## What the task requires:
Below are some entries. Output each one exactly as it appears.

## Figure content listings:
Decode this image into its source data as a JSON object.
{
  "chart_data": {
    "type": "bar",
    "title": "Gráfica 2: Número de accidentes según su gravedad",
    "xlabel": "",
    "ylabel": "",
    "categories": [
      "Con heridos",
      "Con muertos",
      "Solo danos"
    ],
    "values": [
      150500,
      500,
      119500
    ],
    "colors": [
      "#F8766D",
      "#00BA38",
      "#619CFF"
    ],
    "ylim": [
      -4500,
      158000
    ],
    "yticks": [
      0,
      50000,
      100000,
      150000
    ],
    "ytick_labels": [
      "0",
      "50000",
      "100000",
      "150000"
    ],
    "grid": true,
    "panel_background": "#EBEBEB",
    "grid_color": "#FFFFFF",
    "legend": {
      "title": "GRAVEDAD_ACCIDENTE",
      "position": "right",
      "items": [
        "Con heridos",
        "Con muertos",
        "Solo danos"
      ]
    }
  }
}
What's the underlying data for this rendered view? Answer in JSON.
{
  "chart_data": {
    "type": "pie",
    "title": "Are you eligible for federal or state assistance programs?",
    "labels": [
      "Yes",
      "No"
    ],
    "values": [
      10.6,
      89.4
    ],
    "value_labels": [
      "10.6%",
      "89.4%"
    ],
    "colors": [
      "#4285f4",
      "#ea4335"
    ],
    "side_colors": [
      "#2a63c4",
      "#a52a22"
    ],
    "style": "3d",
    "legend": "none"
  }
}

## Expected answer:
Decode this image into its source data as a JSON object.
{
  "chart_data": {
    "type": "bar",
    "title": "Gráfica 2: Número de accidentes según su gravedad",
    "xlabel": "",
    "ylabel": "",
    "categories": [
      "Con heridos",
      "Con muertos",
      "Solo danos"
    ],
    "values": [
      150500,
      500,
      119500
    ],
    "colors": [
      "#F8766D",
      "#00BA38",
      "#619CFF"
    ],
    "ylim": [
      -4500,
      158000
    ],
    "yticks": [
      0,
      50000,
      100000,
      150000
    ],
    "ytick_labels": [
      "0",
      "50000",
      "100000",
      "150000"
    ],
    "grid": true,
    "panel_background": "#EBEBEB",
    "grid_color": "#FFFFFF",
    "legend": {
      "title": "GRAVEDAD_ACCIDENTE",
      "position": "right",
      "items": [
        "Con heridos",
        "Con muertos",
        "Solo danos"
      ]
    }
  }
}
What's the underlying data for this rendered view? Answer in JSON.
{
  "chart_data": {
    "type": "pie",
    "title": "Are you eligible for federal or state assistance programs?",
    "labels": [
      "Yes",
      "No"
    ],
    "values": [
      10.6,
      89.4
    ],
    "value_labels": [
      "10.6%",
      "89.4%"
    ],
    "colors": [
      "#4285f4",
      "#ea4335"
    ],
    "side_colors": [
      "#2a63c4",
      "#a52a22"
    ],
    "style": "3d",
    "legend": "none"
  }
}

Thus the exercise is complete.